(Requirement): Output all entries verbatim. Skip pictures.

*-*-*

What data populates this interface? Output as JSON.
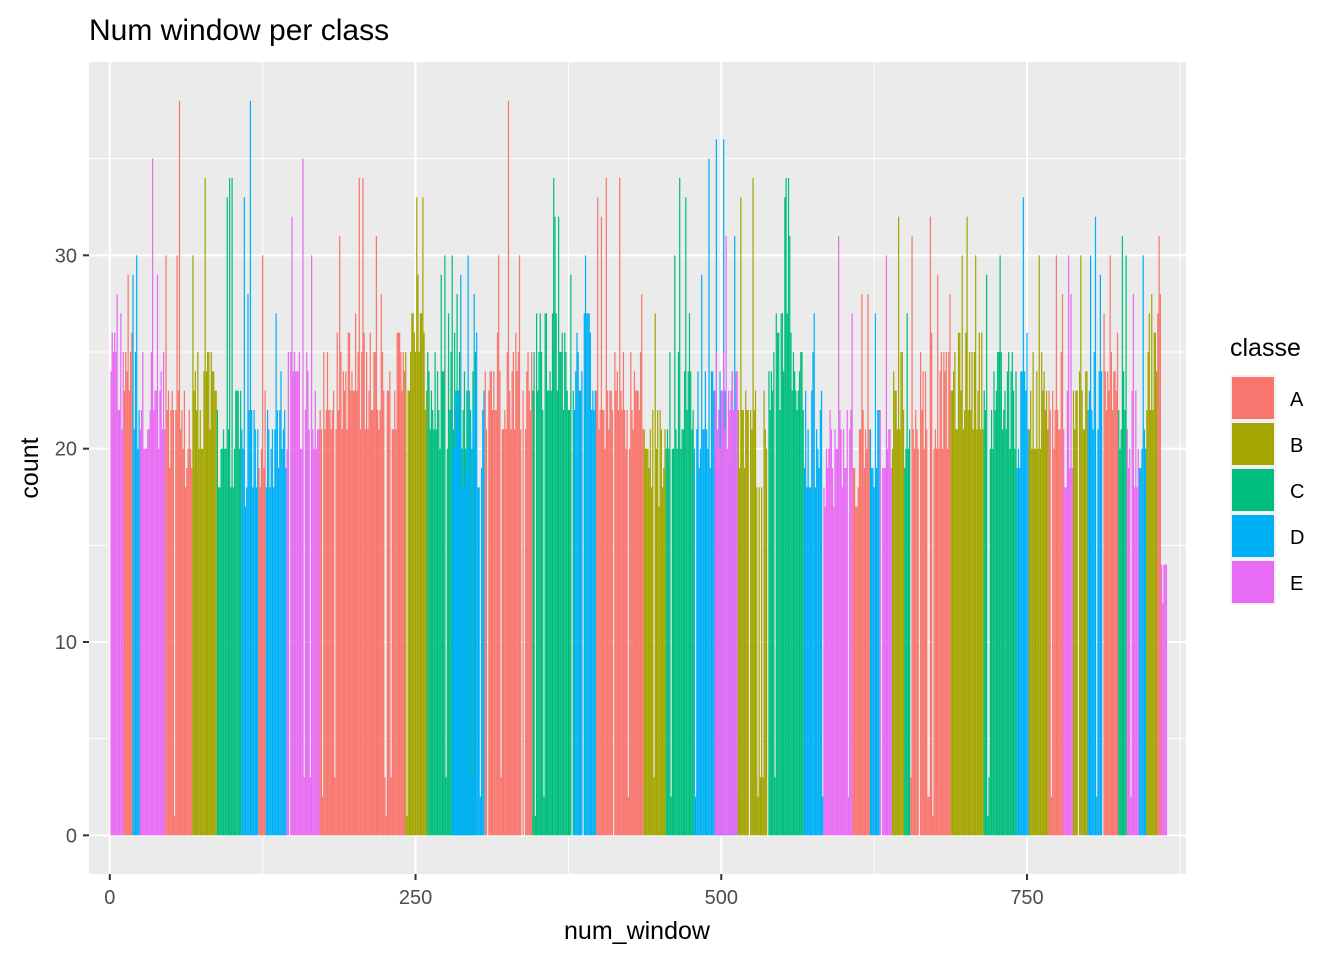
{
  "chart_data": {
    "type": "bar",
    "title": "Num window per class",
    "xlabel": "num_window",
    "ylabel": "count",
    "xlim": [
      -17,
      880
    ],
    "ylim": [
      -2,
      40
    ],
    "x_ticks": [
      0,
      250,
      500,
      750
    ],
    "y_ticks": [
      0,
      10,
      20,
      30
    ],
    "grid": true,
    "legend": {
      "title": "classe",
      "position": "right",
      "entries": [
        {
          "name": "A",
          "color": "#F8766D"
        },
        {
          "name": "B",
          "color": "#A3A500"
        },
        {
          "name": "C",
          "color": "#00BF7D"
        },
        {
          "name": "D",
          "color": "#00B0F6"
        },
        {
          "name": "E",
          "color": "#E76BF3"
        }
      ]
    },
    "segments": [
      {
        "classe": "E",
        "x_start": 1,
        "x_end": 12,
        "base": 21,
        "peak": 28
      },
      {
        "classe": "A",
        "x_start": 12,
        "x_end": 19,
        "base": 22,
        "peak": 29
      },
      {
        "classe": "D",
        "x_start": 19,
        "x_end": 25,
        "base": 20,
        "peak": 30
      },
      {
        "classe": "E",
        "x_start": 25,
        "x_end": 46,
        "base": 20,
        "peak": 35
      },
      {
        "classe": "A",
        "x_start": 46,
        "x_end": 68,
        "base": 18,
        "peak": 38
      },
      {
        "classe": "B",
        "x_start": 68,
        "x_end": 88,
        "base": 20,
        "peak": 34
      },
      {
        "classe": "C",
        "x_start": 88,
        "x_end": 108,
        "base": 18,
        "peak": 34
      },
      {
        "classe": "D",
        "x_start": 108,
        "x_end": 122,
        "base": 17,
        "peak": 38
      },
      {
        "classe": "A",
        "x_start": 122,
        "x_end": 128,
        "base": 18,
        "peak": 30
      },
      {
        "classe": "D",
        "x_start": 128,
        "x_end": 145,
        "base": 18,
        "peak": 27
      },
      {
        "classe": "E",
        "x_start": 145,
        "x_end": 172,
        "base": 20,
        "peak": 35
      },
      {
        "classe": "A",
        "x_start": 172,
        "x_end": 242,
        "base": 21,
        "peak": 34
      },
      {
        "classe": "B",
        "x_start": 242,
        "x_end": 260,
        "base": 22,
        "peak": 33
      },
      {
        "classe": "C",
        "x_start": 260,
        "x_end": 300,
        "base": 20,
        "peak": 30
      },
      {
        "classe": "D",
        "x_start": 280,
        "x_end": 307,
        "base": 18,
        "peak": 30
      },
      {
        "classe": "A",
        "x_start": 307,
        "x_end": 346,
        "base": 21,
        "peak": 38
      },
      {
        "classe": "C",
        "x_start": 346,
        "x_end": 380,
        "base": 22,
        "peak": 34
      },
      {
        "classe": "D",
        "x_start": 380,
        "x_end": 398,
        "base": 22,
        "peak": 30
      },
      {
        "classe": "A",
        "x_start": 398,
        "x_end": 437,
        "base": 20,
        "peak": 34
      },
      {
        "classe": "B",
        "x_start": 437,
        "x_end": 455,
        "base": 17,
        "peak": 27
      },
      {
        "classe": "C",
        "x_start": 455,
        "x_end": 478,
        "base": 20,
        "peak": 34
      },
      {
        "classe": "D",
        "x_start": 478,
        "x_end": 514,
        "base": 19,
        "peak": 36
      },
      {
        "classe": "E",
        "x_start": 495,
        "x_end": 514,
        "base": 20,
        "peak": 31
      },
      {
        "classe": "B",
        "x_start": 514,
        "x_end": 538,
        "base": 18,
        "peak": 34
      },
      {
        "classe": "C",
        "x_start": 538,
        "x_end": 568,
        "base": 22,
        "peak": 34
      },
      {
        "classe": "D",
        "x_start": 568,
        "x_end": 584,
        "base": 18,
        "peak": 27
      },
      {
        "classe": "E",
        "x_start": 584,
        "x_end": 608,
        "base": 17,
        "peak": 31
      },
      {
        "classe": "A",
        "x_start": 608,
        "x_end": 622,
        "base": 17,
        "peak": 28
      },
      {
        "classe": "D",
        "x_start": 622,
        "x_end": 630,
        "base": 17,
        "peak": 27
      },
      {
        "classe": "E",
        "x_start": 630,
        "x_end": 640,
        "base": 18,
        "peak": 30
      },
      {
        "classe": "B",
        "x_start": 640,
        "x_end": 650,
        "base": 20,
        "peak": 32
      },
      {
        "classe": "C",
        "x_start": 650,
        "x_end": 655,
        "base": 18,
        "peak": 27
      },
      {
        "classe": "A",
        "x_start": 655,
        "x_end": 688,
        "base": 20,
        "peak": 32
      },
      {
        "classe": "B",
        "x_start": 688,
        "x_end": 715,
        "base": 21,
        "peak": 32
      },
      {
        "classe": "C",
        "x_start": 715,
        "x_end": 742,
        "base": 20,
        "peak": 30
      },
      {
        "classe": "D",
        "x_start": 742,
        "x_end": 752,
        "base": 19,
        "peak": 33
      },
      {
        "classe": "B",
        "x_start": 752,
        "x_end": 768,
        "base": 20,
        "peak": 30
      },
      {
        "classe": "A",
        "x_start": 768,
        "x_end": 780,
        "base": 20,
        "peak": 30
      },
      {
        "classe": "E",
        "x_start": 780,
        "x_end": 788,
        "base": 18,
        "peak": 30
      },
      {
        "classe": "B",
        "x_start": 788,
        "x_end": 800,
        "base": 20,
        "peak": 30
      },
      {
        "classe": "D",
        "x_start": 800,
        "x_end": 812,
        "base": 20,
        "peak": 32
      },
      {
        "classe": "A",
        "x_start": 812,
        "x_end": 825,
        "base": 22,
        "peak": 30
      },
      {
        "classe": "C",
        "x_start": 825,
        "x_end": 832,
        "base": 19,
        "peak": 31
      },
      {
        "classe": "E",
        "x_start": 832,
        "x_end": 842,
        "base": 18,
        "peak": 28
      },
      {
        "classe": "D",
        "x_start": 842,
        "x_end": 848,
        "base": 18,
        "peak": 30
      },
      {
        "classe": "B",
        "x_start": 848,
        "x_end": 857,
        "base": 22,
        "peak": 28
      },
      {
        "classe": "A",
        "x_start": 857,
        "x_end": 860,
        "base": 24,
        "peak": 31
      },
      {
        "classe": "E",
        "x_start": 860,
        "x_end": 865,
        "base": 12,
        "peak": 14
      }
    ]
  }
}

*-*-*

(Written response):
What data populates this interface? Output as JSON.
{
  "chart_data": {
    "type": "bar",
    "title": "Num window per class",
    "xlabel": "num_window",
    "ylabel": "count",
    "xlim": [
      -17,
      880
    ],
    "ylim": [
      -2,
      40
    ],
    "x_ticks": [
      0,
      250,
      500,
      750
    ],
    "y_ticks": [
      0,
      10,
      20,
      30
    ],
    "grid": true,
    "legend": {
      "title": "classe",
      "position": "right",
      "entries": [
        {
          "name": "A",
          "color": "#F8766D"
        },
        {
          "name": "B",
          "color": "#A3A500"
        },
        {
          "name": "C",
          "color": "#00BF7D"
        },
        {
          "name": "D",
          "color": "#00B0F6"
        },
        {
          "name": "E",
          "color": "#E76BF3"
        }
      ]
    },
    "segments": [
      {
        "classe": "E",
        "x_start": 1,
        "x_end": 12,
        "base": 21,
        "peak": 28
      },
      {
        "classe": "A",
        "x_start": 12,
        "x_end": 19,
        "base": 22,
        "peak": 29
      },
      {
        "classe": "D",
        "x_start": 19,
        "x_end": 25,
        "base": 20,
        "peak": 30
      },
      {
        "classe": "E",
        "x_start": 25,
        "x_end": 46,
        "base": 20,
        "peak": 35
      },
      {
        "classe": "A",
        "x_start": 46,
        "x_end": 68,
        "base": 18,
        "peak": 38
      },
      {
        "classe": "B",
        "x_start": 68,
        "x_end": 88,
        "base": 20,
        "peak": 34
      },
      {
        "classe": "C",
        "x_start": 88,
        "x_end": 108,
        "base": 18,
        "peak": 34
      },
      {
        "classe": "D",
        "x_start": 108,
        "x_end": 122,
        "base": 17,
        "peak": 38
      },
      {
        "classe": "A",
        "x_start": 122,
        "x_end": 128,
        "base": 18,
        "peak": 30
      },
      {
        "classe": "D",
        "x_start": 128,
        "x_end": 145,
        "base": 18,
        "peak": 27
      },
      {
        "classe": "E",
        "x_start": 145,
        "x_end": 172,
        "base": 20,
        "peak": 35
      },
      {
        "classe": "A",
        "x_start": 172,
        "x_end": 242,
        "base": 21,
        "peak": 34
      },
      {
        "classe": "B",
        "x_start": 242,
        "x_end": 260,
        "base": 22,
        "peak": 33
      },
      {
        "classe": "C",
        "x_start": 260,
        "x_end": 300,
        "base": 20,
        "peak": 30
      },
      {
        "classe": "D",
        "x_start": 280,
        "x_end": 307,
        "base": 18,
        "peak": 30
      },
      {
        "classe": "A",
        "x_start": 307,
        "x_end": 346,
        "base": 21,
        "peak": 38
      },
      {
        "classe": "C",
        "x_start": 346,
        "x_end": 380,
        "base": 22,
        "peak": 34
      },
      {
        "classe": "D",
        "x_start": 380,
        "x_end": 398,
        "base": 22,
        "peak": 30
      },
      {
        "classe": "A",
        "x_start": 398,
        "x_end": 437,
        "base": 20,
        "peak": 34
      },
      {
        "classe": "B",
        "x_start": 437,
        "x_end": 455,
        "base": 17,
        "peak": 27
      },
      {
        "classe": "C",
        "x_start": 455,
        "x_end": 478,
        "base": 20,
        "peak": 34
      },
      {
        "classe": "D",
        "x_start": 478,
        "x_end": 514,
        "base": 19,
        "peak": 36
      },
      {
        "classe": "E",
        "x_start": 495,
        "x_end": 514,
        "base": 20,
        "peak": 31
      },
      {
        "classe": "B",
        "x_start": 514,
        "x_end": 538,
        "base": 18,
        "peak": 34
      },
      {
        "classe": "C",
        "x_start": 538,
        "x_end": 568,
        "base": 22,
        "peak": 34
      },
      {
        "classe": "D",
        "x_start": 568,
        "x_end": 584,
        "base": 18,
        "peak": 27
      },
      {
        "classe": "E",
        "x_start": 584,
        "x_end": 608,
        "base": 17,
        "peak": 31
      },
      {
        "classe": "A",
        "x_start": 608,
        "x_end": 622,
        "base": 17,
        "peak": 28
      },
      {
        "classe": "D",
        "x_start": 622,
        "x_end": 630,
        "base": 17,
        "peak": 27
      },
      {
        "classe": "E",
        "x_start": 630,
        "x_end": 640,
        "base": 18,
        "peak": 30
      },
      {
        "classe": "B",
        "x_start": 640,
        "x_end": 650,
        "base": 20,
        "peak": 32
      },
      {
        "classe": "C",
        "x_start": 650,
        "x_end": 655,
        "base": 18,
        "peak": 27
      },
      {
        "classe": "A",
        "x_start": 655,
        "x_end": 688,
        "base": 20,
        "peak": 32
      },
      {
        "classe": "B",
        "x_start": 688,
        "x_end": 715,
        "base": 21,
        "peak": 32
      },
      {
        "classe": "C",
        "x_start": 715,
        "x_end": 742,
        "base": 20,
        "peak": 30
      },
      {
        "classe": "D",
        "x_start": 742,
        "x_end": 752,
        "base": 19,
        "peak": 33
      },
      {
        "classe": "B",
        "x_start": 752,
        "x_end": 768,
        "base": 20,
        "peak": 30
      },
      {
        "classe": "A",
        "x_start": 768,
        "x_end": 780,
        "base": 20,
        "peak": 30
      },
      {
        "classe": "E",
        "x_start": 780,
        "x_end": 788,
        "base": 18,
        "peak": 30
      },
      {
        "classe": "B",
        "x_start": 788,
        "x_end": 800,
        "base": 20,
        "peak": 30
      },
      {
        "classe": "D",
        "x_start": 800,
        "x_end": 812,
        "base": 20,
        "peak": 32
      },
      {
        "classe": "A",
        "x_start": 812,
        "x_end": 825,
        "base": 22,
        "peak": 30
      },
      {
        "classe": "C",
        "x_start": 825,
        "x_end": 832,
        "base": 19,
        "peak": 31
      },
      {
        "classe": "E",
        "x_start": 832,
        "x_end": 842,
        "base": 18,
        "peak": 28
      },
      {
        "classe": "D",
        "x_start": 842,
        "x_end": 848,
        "base": 18,
        "peak": 30
      },
      {
        "classe": "B",
        "x_start": 848,
        "x_end": 857,
        "base": 22,
        "peak": 28
      },
      {
        "classe": "A",
        "x_start": 857,
        "x_end": 860,
        "base": 24,
        "peak": 31
      },
      {
        "classe": "E",
        "x_start": 860,
        "x_end": 865,
        "base": 12,
        "peak": 14
      }
    ]
  }
}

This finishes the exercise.